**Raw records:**
==*==

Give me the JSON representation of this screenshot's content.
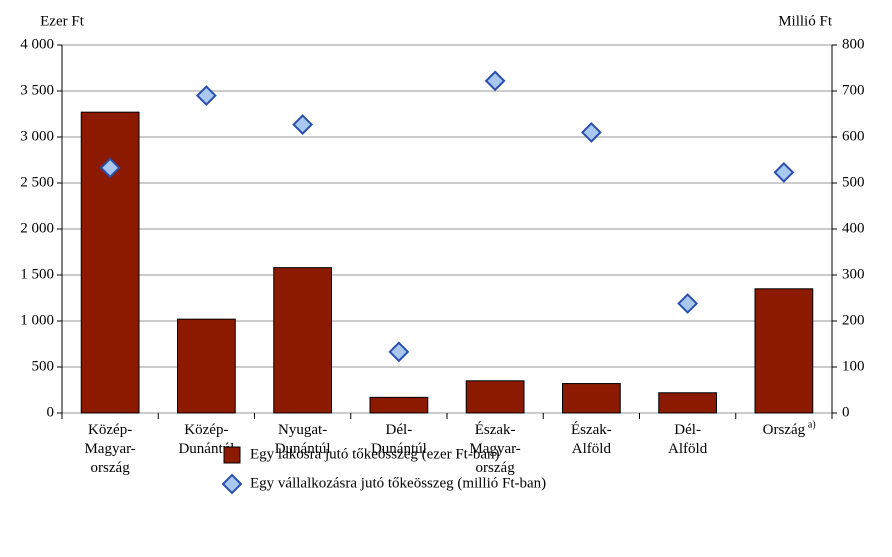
{
  "chart_data": {
    "type": "bar",
    "y_axis_title": "Ezer Ft",
    "y2_axis_title": "Millió Ft",
    "categories": [
      "Közép-\nMagyar-\nország",
      "Közép-\nDunántúl",
      "Nyugat-\nDunántúl",
      "Dél-\nDunántúl",
      "Észak-\nMagyar-\nország",
      "Észak-\nAlföld",
      "Dél-\nAlföld",
      "Ország"
    ],
    "annotations": [
      {
        "text": "a)"
      }
    ],
    "series": [
      {
        "name": "Egy lakosra jutó tőkeösszeg (ezer Ft-ban)",
        "type": "bar",
        "color": "#8b1a00",
        "values": [
          3270,
          1020,
          1580,
          170,
          350,
          320,
          220,
          1350
        ]
      },
      {
        "name": "Egy vállalkozásra jutó tőkeösszeg (millió Ft-ban)",
        "type": "scatter",
        "axis": "y2",
        "color": "#a9c8f0",
        "values": [
          533,
          690,
          627,
          133,
          722,
          610,
          238,
          523
        ]
      }
    ],
    "ylim": [
      0,
      4000
    ],
    "yticks": [
      0,
      500,
      {
        "value": 1000,
        "label": "1 000"
      },
      {
        "value": 1500,
        "label": "1 500"
      },
      {
        "value": 2000,
        "label": "2 000"
      },
      {
        "value": 2500,
        "label": "2 500"
      },
      {
        "value": 3000,
        "label": "3 000"
      },
      {
        "value": 3500,
        "label": "3 500"
      },
      {
        "value": 4000,
        "label": "4 000"
      }
    ],
    "y2lim": [
      0,
      800
    ],
    "y2ticks": [
      0,
      100,
      200,
      300,
      400,
      500,
      600,
      700,
      800
    ],
    "grid": true,
    "legend": "bottom"
  }
}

==*==

**WRITTEN INSTRUCTION:** Count up every line above that has the word "jutó" in it; answer with the number alone.

**SOLUTION TO THIS PROBLEM:** 2